* _What needs to be done_: Print all of the entries exactly, minus the pictures.

* _Material shown_:
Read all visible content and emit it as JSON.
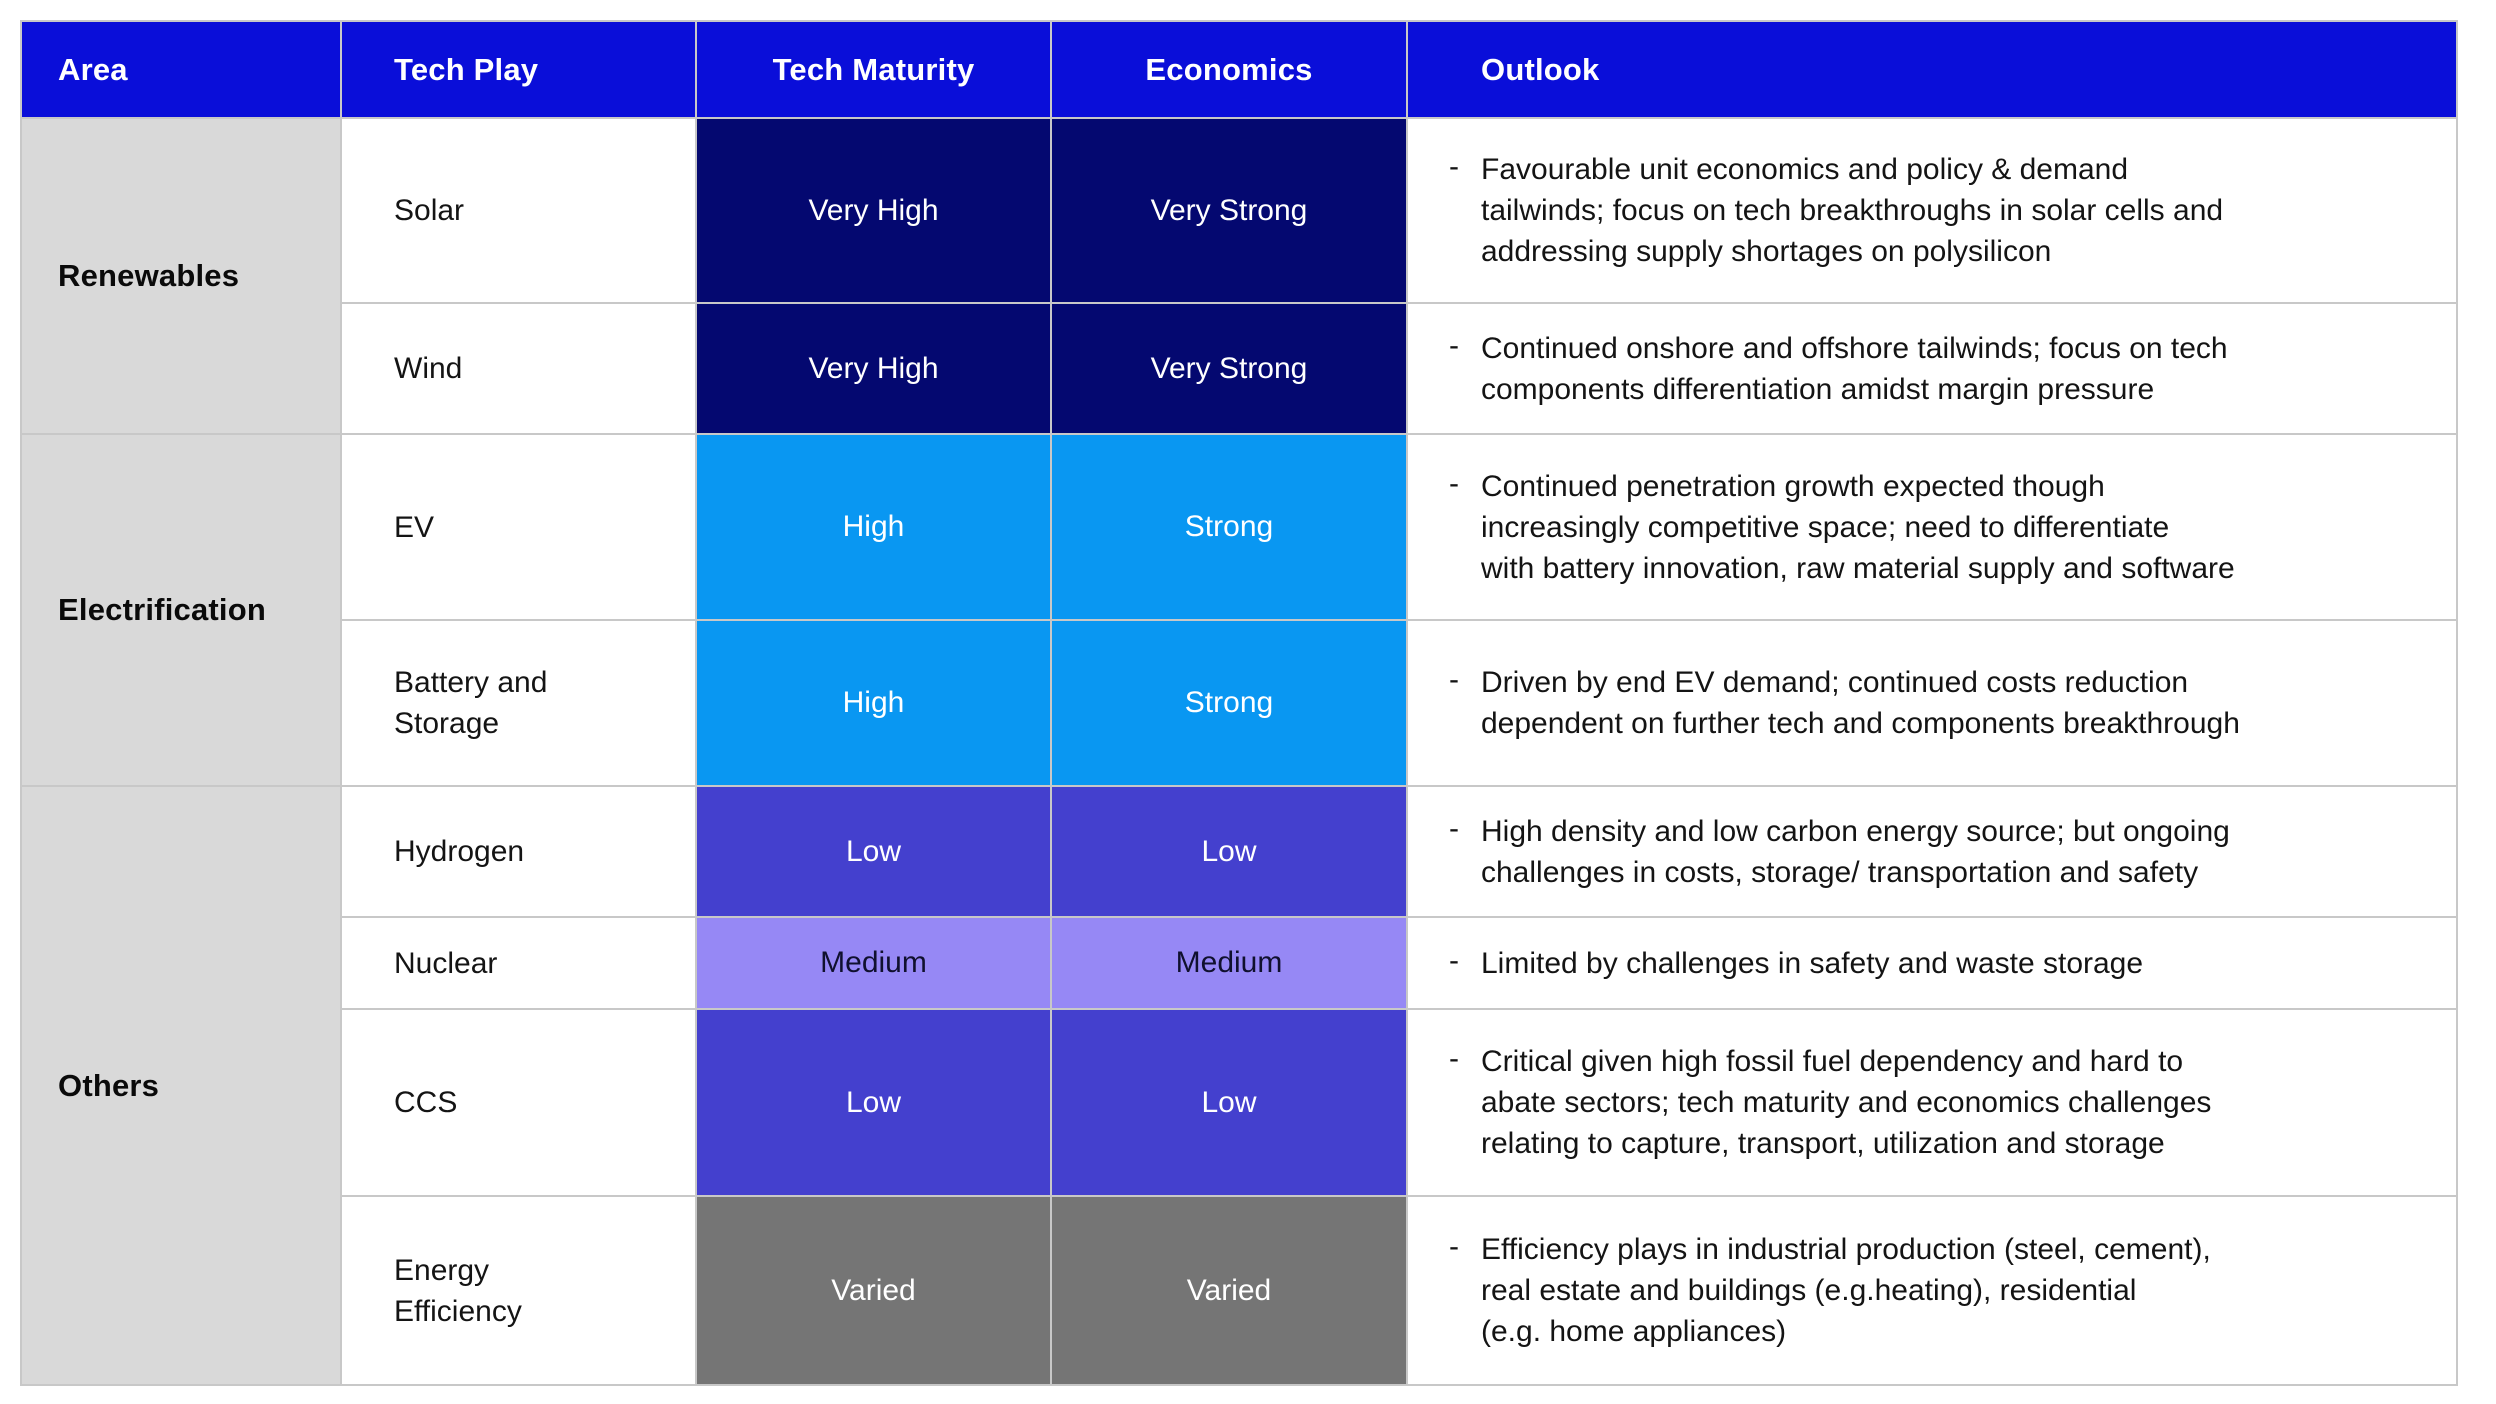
{
  "table": {
    "bullet_char": "-",
    "headers": {
      "area": "Area",
      "tech_play": "Tech Play",
      "tech_maturity": "Tech Maturity",
      "economics": "Economics",
      "outlook": "Outlook"
    },
    "groups": [
      {
        "area": "Renewables",
        "rows": [
          {
            "tech_play": "Solar",
            "tech_maturity": "Very High",
            "economics": "Very Strong",
            "level": "very_high",
            "outlook": "Favourable unit economics and policy & demand\ntailwinds; focus on tech breakthroughs in solar cells and\naddressing supply shortages on polysilicon"
          },
          {
            "tech_play": "Wind",
            "tech_maturity": "Very High",
            "economics": "Very Strong",
            "level": "very_high",
            "outlook": "Continued onshore and offshore tailwinds; focus on tech\ncomponents differentiation amidst margin pressure"
          }
        ]
      },
      {
        "area": "Electrification",
        "rows": [
          {
            "tech_play": "EV",
            "tech_maturity": "High",
            "economics": "Strong",
            "level": "high",
            "outlook": "Continued penetration growth expected though\nincreasingly competitive space; need to differentiate\nwith battery innovation, raw material supply and software"
          },
          {
            "tech_play": "Battery and\nStorage",
            "tech_maturity": "High",
            "economics": "Strong",
            "level": "high",
            "outlook": "Driven by end EV demand; continued costs reduction\ndependent on further tech and components breakthrough"
          }
        ]
      },
      {
        "area": "Others",
        "rows": [
          {
            "tech_play": "Hydrogen",
            "tech_maturity": "Low",
            "economics": "Low",
            "level": "low",
            "outlook": "High density and low carbon energy source; but ongoing\nchallenges in costs, storage/ transportation and safety"
          },
          {
            "tech_play": "Nuclear",
            "tech_maturity": "Medium",
            "economics": "Medium",
            "level": "medium",
            "outlook": "Limited by challenges in safety and waste storage"
          },
          {
            "tech_play": "CCS",
            "tech_maturity": "Low",
            "economics": "Low",
            "level": "low",
            "outlook": "Critical given high fossil fuel dependency and hard to\nabate sectors; tech maturity and economics challenges\nrelating to capture, transport, utilization and storage"
          },
          {
            "tech_play": "Energy\nEfficiency",
            "tech_maturity": "Varied",
            "economics": "Varied",
            "level": "varied",
            "outlook": "Efficiency plays in industrial production (steel, cement),\nreal estate and buildings (e.g.heating), residential\n(e.g. home appliances)"
          }
        ]
      }
    ]
  },
  "colors": {
    "header_bg": "#0A0ED9",
    "header_text": "#FFFFFF",
    "area_bg": "#D9D9D9",
    "grid_line": "#C8C8C8",
    "levels": {
      "very_high": {
        "bg": "#040870",
        "text": "#FFFFFF"
      },
      "high": {
        "bg": "#0997F2",
        "text": "#FFFFFF"
      },
      "low": {
        "bg": "#4440CE",
        "text": "#FFFFFF"
      },
      "medium": {
        "bg": "#9688F5",
        "text": "#10102E"
      },
      "varied": {
        "bg": "#757575",
        "text": "#FFFFFF"
      }
    }
  }
}
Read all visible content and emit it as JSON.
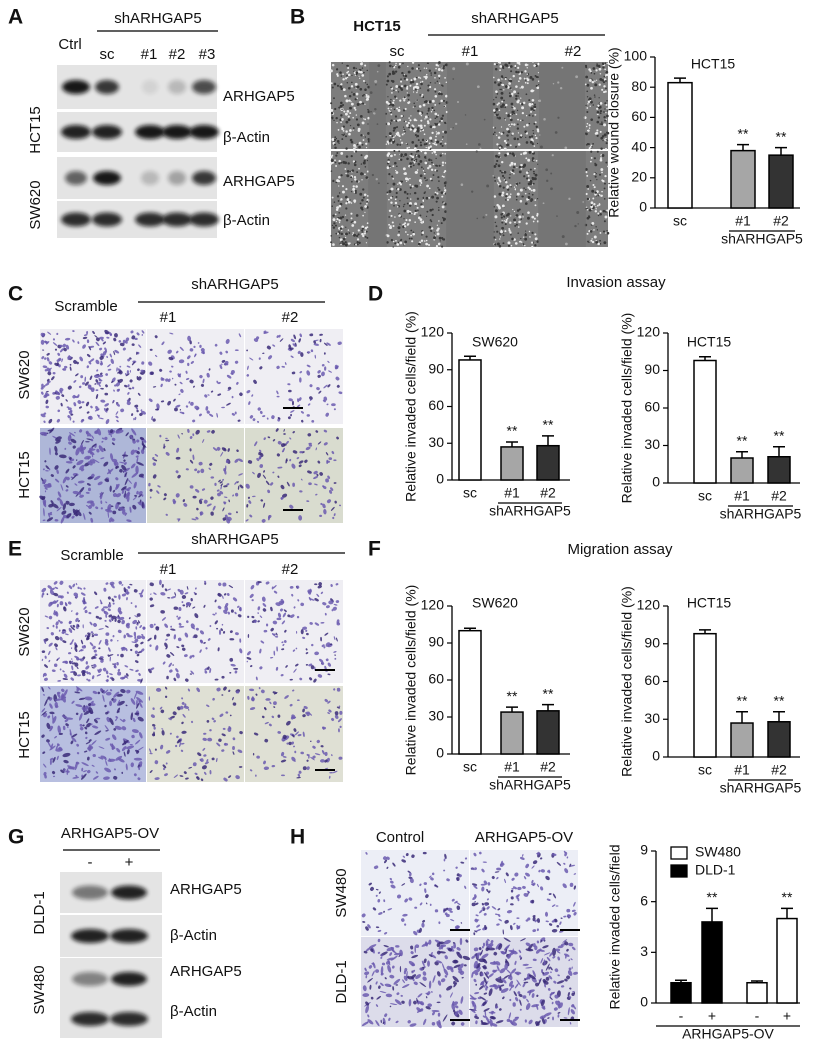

* _Task answer_:
Read all visible content and emit it as JSON.
{
  "table": {
    "bullet_char": "-",
    "headers": {
      "area": "Area",
      "tech_play": "Tech Play",
      "tech_maturity": "Tech Maturity",
      "economics": "Economics",
      "outlook": "Outlook"
    },
    "groups": [
      {
        "area": "Renewables",
        "rows": [
          {
            "tech_play": "Solar",
            "tech_maturity": "Very High",
            "economics": "Very Strong",
            "level": "very_high",
            "outlook": "Favourable unit economics and policy & demand\ntailwinds; focus on tech breakthroughs in solar cells and\naddressing supply shortages on polysilicon"
          },
          {
            "tech_play": "Wind",
            "tech_maturity": "Very High",
            "economics": "Very Strong",
            "level": "very_high",
            "outlook": "Continued onshore and offshore tailwinds; focus on tech\ncomponents differentiation amidst margin pressure"
          }
        ]
      },
      {
        "area": "Electrification",
        "rows": [
          {
            "tech_play": "EV",
            "tech_maturity": "High",
            "economics": "Strong",
            "level": "high",
            "outlook": "Continued penetration growth expected though\nincreasingly competitive space; need to differentiate\nwith battery innovation, raw material supply and software"
          },
          {
            "tech_play": "Battery and\nStorage",
            "tech_maturity": "High",
            "economics": "Strong",
            "level": "high",
            "outlook": "Driven by end EV demand; continued costs reduction\ndependent on further tech and components breakthrough"
          }
        ]
      },
      {
        "area": "Others",
        "rows": [
          {
            "tech_play": "Hydrogen",
            "tech_maturity": "Low",
            "economics": "Low",
            "level": "low",
            "outlook": "High density and low carbon energy source; but ongoing\nchallenges in costs, storage/ transportation and safety"
          },
          {
            "tech_play": "Nuclear",
            "tech_maturity": "Medium",
            "economics": "Medium",
            "level": "medium",
            "outlook": "Limited by challenges in safety and waste storage"
          },
          {
            "tech_play": "CCS",
            "tech_maturity": "Low",
            "economics": "Low",
            "level": "low",
            "outlook": "Critical given high fossil fuel dependency and hard to\nabate sectors; tech maturity and economics challenges\nrelating to capture, transport, utilization and storage"
          },
          {
            "tech_play": "Energy\nEfficiency",
            "tech_maturity": "Varied",
            "economics": "Varied",
            "level": "varied",
            "outlook": "Efficiency plays in industrial production (steel, cement),\nreal estate and buildings (e.g.heating), residential\n(e.g. home appliances)"
          }
        ]
      }
    ]
  },
  "colors": {
    "header_bg": "#0A0ED9",
    "header_text": "#FFFFFF",
    "area_bg": "#D9D9D9",
    "grid_line": "#C8C8C8",
    "levels": {
      "very_high": {
        "bg": "#040870",
        "text": "#FFFFFF"
      },
      "high": {
        "bg": "#0997F2",
        "text": "#FFFFFF"
      },
      "low": {
        "bg": "#4440CE",
        "text": "#FFFFFF"
      },
      "medium": {
        "bg": "#9688F5",
        "text": "#10102E"
      },
      "varied": {
        "bg": "#757575",
        "text": "#FFFFFF"
      }
    }
  }
}
Read all visible content and emit it as JSON.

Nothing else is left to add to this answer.